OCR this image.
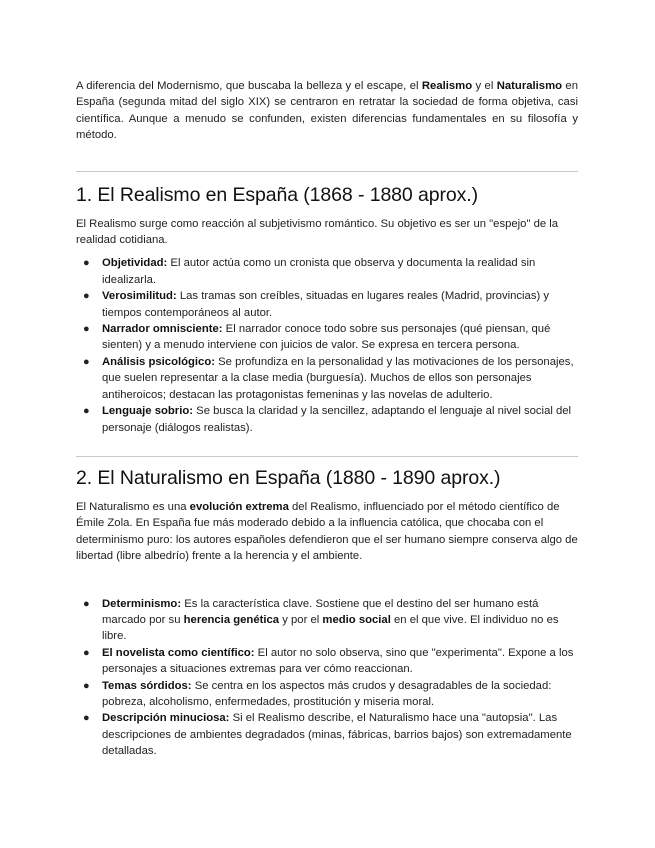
A diferencia del Modernismo, que buscaba la belleza y el escape, el Realismo y el Naturalismo en España (segunda mitad del siglo XIX) se centraron en retratar la sociedad de forma objetiva, casi científica. Aunque a menudo se confunden, existen diferencias fundamentales en su filosofía y método.

1. El Realismo en España (1868 - 1880 aprox.)

El Realismo surge como reacción al subjetivismo romántico. Su objetivo es ser un "espejo" de la realidad cotidiana.

● Objetividad: El autor actúa como un cronista que observa y documenta la realidad sin idealizarla.
● Verosimilitud: Las tramas son creíbles, situadas en lugares reales (Madrid, provincias) y tiempos contemporáneos al autor.
● Narrador omnisciente: El narrador conoce todo sobre sus personajes (qué piensan, qué sienten) y a menudo interviene con juicios de valor. Se expresa en tercera persona.
● Análisis psicológico: Se profundiza en la personalidad y las motivaciones de los personajes, que suelen representar a la clase media (burguesía). Muchos de ellos son personajes antiheroicos; destacan las protagonistas femeninas y las novelas de adulterio.
● Lenguaje sobrio: Se busca la claridad y la sencillez, adaptando el lenguaje al nivel social del personaje (diálogos realistas).
2. El Naturalismo en España (1880 - 1890 aprox.)

El Naturalismo es una evolución extrema del Realismo, influenciado por el método científico de Émile Zola. En España fue más moderado debido a la influencia católica, que chocaba con el determinismo puro: los autores españoles defendieron que el ser humano siempre conserva algo de libertad (libre albedrío) frente a la herencia y el ambiente.

● Determinismo: Es la característica clave. Sostiene que el destino del ser humano está marcado por su herencia genética y por el medio social en el que vive. El individuo no es libre.
● El novelista como científico: El autor no solo observa, sino que "experimenta". Expone a los personajes a situaciones extremas para ver cómo reaccionan.
● Temas sórdidos: Se centra en los aspectos más crudos y desagradables de la sociedad: pobreza, alcoholismo, enfermedades, prostitución y miseria moral.
● Descripción minuciosa: Si el Realismo describe, el Naturalismo hace una "autopsia". Las descripciones de ambientes degradados (minas, fábricas, barrios bajos) son extremadamente detalladas.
****************
**REQUIRED TASK**
In your copy of the records, include no pictures; repeat everything else exactly.

**FINISHED TASK**
OCR this image.
A diferencia del Modernismo, que buscaba la belleza y el escape, el Realismo y el Naturalismo en España (segunda mitad del siglo XIX) se centraron en retratar la sociedad de forma objetiva, casi científica. Aunque a menudo se confunden, existen diferencias fundamentales en su filosofía y método.

1. El Realismo en España (1868 - 1880 aprox.)

El Realismo surge como reacción al subjetivismo romántico. Su objetivo es ser un "espejo" de la realidad cotidiana.

● Objetividad: El autor actúa como un cronista que observa y documenta la realidad sin idealizarla.
● Verosimilitud: Las tramas son creíbles, situadas en lugares reales (Madrid, provincias) y tiempos contemporáneos al autor.
● Narrador omnisciente: El narrador conoce todo sobre sus personajes (qué piensan, qué sienten) y a menudo interviene con juicios de valor. Se expresa en tercera persona.
● Análisis psicológico: Se profundiza en la personalidad y las motivaciones de los personajes, que suelen representar a la clase media (burguesía). Muchos de ellos son personajes antiheroicos; destacan las protagonistas femeninas y las novelas de adulterio.
● Lenguaje sobrio: Se busca la claridad y la sencillez, adaptando el lenguaje al nivel social del personaje (diálogos realistas).
2. El Naturalismo en España (1880 - 1890 aprox.)

El Naturalismo es una evolución extrema del Realismo, influenciado por el método científico de Émile Zola. En España fue más moderado debido a la influencia católica, que chocaba con el determinismo puro: los autores españoles defendieron que el ser humano siempre conserva algo de libertad (libre albedrío) frente a la herencia y el ambiente.

● Determinismo: Es la característica clave. Sostiene que el destino del ser humano está marcado por su herencia genética y por el medio social en el que vive. El individuo no es libre.
● El novelista como científico: El autor no solo observa, sino que "experimenta". Expone a los personajes a situaciones extremas para ver cómo reaccionan.
● Temas sórdidos: Se centra en los aspectos más crudos y desagradables de la sociedad: pobreza, alcoholismo, enfermedades, prostitución y miseria moral.
● Descripción minuciosa: Si el Realismo describe, el Naturalismo hace una "autopsia". Las descripciones de ambientes degradados (minas, fábricas, barrios bajos) son extremadamente detalladas.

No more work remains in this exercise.